◆ AIM OF THE TASK
Reproduce the listing exactly, with no pictures in your copy.

========================================

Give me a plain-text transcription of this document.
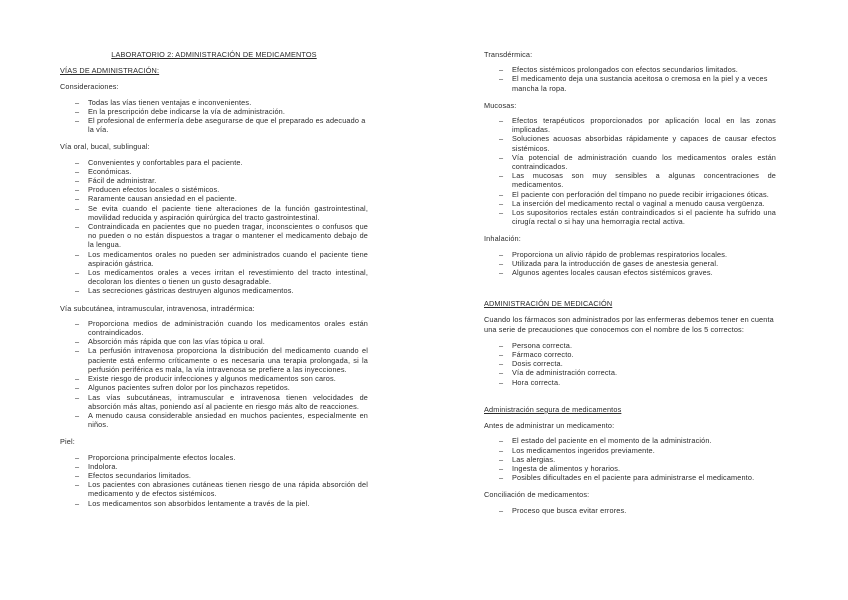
LABORATORIO 2: ADMINISTRACIÓN DE MEDICAMENTOS
VÍAS DE ADMINISTRACIÓN:
Consideraciones:
– Todas las vías tienen ventajas e inconvenientes.
– En la prescripción debe indicarse la vía de administración.
– El profesional de enfermería debe asegurarse de que el preparado es adecuado a la vía.
Vía oral, bucal, sublingual:
– Convenientes y confortables para el paciente.
– Económicas.
– Fácil de administrar.
– Producen efectos locales o sistémicos.
– Raramente causan ansiedad en el paciente.
– Se evita cuando el paciente tiene alteraciones de la función gastrointestinal, movilidad reducida y aspiración quirúrgica del tracto gastrointestinal.
– Contraindicada en pacientes que no pueden tragar, inconscientes o confusos que no pueden o no están dispuestos a tragar o mantener el medicamento debajo de la lengua.
– Los medicamentos orales no pueden ser administrados cuando el paciente tiene aspiración gástrica.
– Los medicamentos orales a veces irritan el revestimiento del tracto intestinal, decoloran los dientes o tienen un gusto desagradable.
– Las secreciones gástricas destruyen algunos medicamentos.
Vía subcutánea, intramuscular, intravenosa, intradérmica:
– Proporciona medios de administración cuando los medicamentos orales están contraindicados.
– Absorción más rápida que con las vías tópica u oral.
– La perfusión intravenosa proporciona la distribución del medicamento cuando el paciente está enfermo críticamente o es necesaria una terapia prolongada, si la perfusión periférica es mala, la vía intravenosa se prefiere a las inyecciones.
– Existe riesgo de producir infecciones y algunos medicamentos son caros.
– Algunos pacientes sufren dolor por los pinchazos repetidos.
– Las vías subcutáneas, intramuscular e intravenosa tienen velocidades de absorción más altas, poniendo así al paciente en riesgo más alto de reacciones.
– A menudo causa considerable ansiedad en muchos pacientes, especialmente en niños.
Piel:
– Proporciona principalmente efectos locales.
– Indolora.
– Efectos secundarios limitados.
– Los pacientes con abrasiones cutáneas tienen riesgo de una rápida absorción del medicamento y de efectos sistémicos.
– Los medicamentos son absorbidos lentamente a través de la piel.
Transdérmica:
– Efectos sistémicos prolongados con efectos secundarios limitados.
– El medicamento deja una sustancia aceitosa o cremosa en la piel y a veces mancha la ropa.
Mucosas:
– Efectos terapéuticos proporcionados por aplicación local en las zonas implicadas.
– Soluciones acuosas absorbidas rápidamente y capaces de causar efectos sistémicos.
– Vía potencial de administración cuando los medicamentos orales están contraindicados.
– Las mucosas son muy sensibles a algunas concentraciones de medicamentos.
– El paciente con perforación del tímpano no puede recibir irrigaciones óticas.
– La inserción del medicamento rectal o vaginal a menudo causa vergüenza.
– Los supositorios rectales están contraindicados si el paciente ha sufrido una cirugía rectal o si hay una hemorragia rectal activa.
Inhalación:
– Proporciona un alivio rápido de problemas respiratorios locales.
– Utilizada para la introducción de gases de anestesia general.
– Algunos agentes locales causan efectos sistémicos graves.
ADMINISTRACIÓN DE MEDICACIÓN
Cuando los fármacos son administrados por las enfermeras debemos tener en cuenta una serie de precauciones que conocemos con el nombre de los 5 correctos:
– Persona correcta.
– Fármaco correcto.
– Dosis correcta.
– Vía de administración correcta.
– Hora correcta.
Administración segura de medicamentos
Antes de administrar un medicamento:
– El estado del paciente en el momento de la administración.
– Los medicamentos ingeridos previamente.
– Las alergias.
– Ingesta de alimentos y horarios.
– Posibles dificultades en el paciente para administrarse el medicamento.
Conciliación de medicamentos:
– Proceso que busca evitar errores.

========================================

◆ RESPONSE
Give me a plain-text transcription of this document.
LABORATORIO 2: ADMINISTRACIÓN DE MEDICAMENTOS
VÍAS DE ADMINISTRACIÓN:
Consideraciones:
– Todas las vías tienen ventajas e inconvenientes.
– En la prescripción debe indicarse la vía de administración.
– El profesional de enfermería debe asegurarse de que el preparado es adecuado a la vía.
Vía oral, bucal, sublingual:
– Convenientes y confortables para el paciente.
– Económicas.
– Fácil de administrar.
– Producen efectos locales o sistémicos.
– Raramente causan ansiedad en el paciente.
– Se evita cuando el paciente tiene alteraciones de la función gastrointestinal, movilidad reducida y aspiración quirúrgica del tracto gastrointestinal.
– Contraindicada en pacientes que no pueden tragar, inconscientes o confusos que no pueden o no están dispuestos a tragar o mantener el medicamento debajo de la lengua.
– Los medicamentos orales no pueden ser administrados cuando el paciente tiene aspiración gástrica.
– Los medicamentos orales a veces irritan el revestimiento del tracto intestinal, decoloran los dientes o tienen un gusto desagradable.
– Las secreciones gástricas destruyen algunos medicamentos.
Vía subcutánea, intramuscular, intravenosa, intradérmica:
– Proporciona medios de administración cuando los medicamentos orales están contraindicados.
– Absorción más rápida que con las vías tópica u oral.
– La perfusión intravenosa proporciona la distribución del medicamento cuando el paciente está enfermo críticamente o es necesaria una terapia prolongada, si la perfusión periférica es mala, la vía intravenosa se prefiere a las inyecciones.
– Existe riesgo de producir infecciones y algunos medicamentos son caros.
– Algunos pacientes sufren dolor por los pinchazos repetidos.
– Las vías subcutáneas, intramuscular e intravenosa tienen velocidades de absorción más altas, poniendo así al paciente en riesgo más alto de reacciones.
– A menudo causa considerable ansiedad en muchos pacientes, especialmente en niños.
Piel:
– Proporciona principalmente efectos locales.
– Indolora.
– Efectos secundarios limitados.
– Los pacientes con abrasiones cutáneas tienen riesgo de una rápida absorción del medicamento y de efectos sistémicos.
– Los medicamentos son absorbidos lentamente a través de la piel.
Transdérmica:
– Efectos sistémicos prolongados con efectos secundarios limitados.
– El medicamento deja una sustancia aceitosa o cremosa en la piel y a veces mancha la ropa.
Mucosas:
– Efectos terapéuticos proporcionados por aplicación local en las zonas implicadas.
– Soluciones acuosas absorbidas rápidamente y capaces de causar efectos sistémicos.
– Vía potencial de administración cuando los medicamentos orales están contraindicados.
– Las mucosas son muy sensibles a algunas concentraciones de medicamentos.
– El paciente con perforación del tímpano no puede recibir irrigaciones óticas.
– La inserción del medicamento rectal o vaginal a menudo causa vergüenza.
– Los supositorios rectales están contraindicados si el paciente ha sufrido una cirugía rectal o si hay una hemorragia rectal activa.
Inhalación:
– Proporciona un alivio rápido de problemas respiratorios locales.
– Utilizada para la introducción de gases de anestesia general.
– Algunos agentes locales causan efectos sistémicos graves.
ADMINISTRACIÓN DE MEDICACIÓN
Cuando los fármacos son administrados por las enfermeras debemos tener en cuenta una serie de precauciones que conocemos con el nombre de los 5 correctos:
– Persona correcta.
– Fármaco correcto.
– Dosis correcta.
– Vía de administración correcta.
– Hora correcta.
Administración segura de medicamentos
Antes de administrar un medicamento:
– El estado del paciente en el momento de la administración.
– Los medicamentos ingeridos previamente.
– Las alergias.
– Ingesta de alimentos y horarios.
– Posibles dificultades en el paciente para administrarse el medicamento.
Conciliación de medicamentos:
– Proceso que busca evitar errores.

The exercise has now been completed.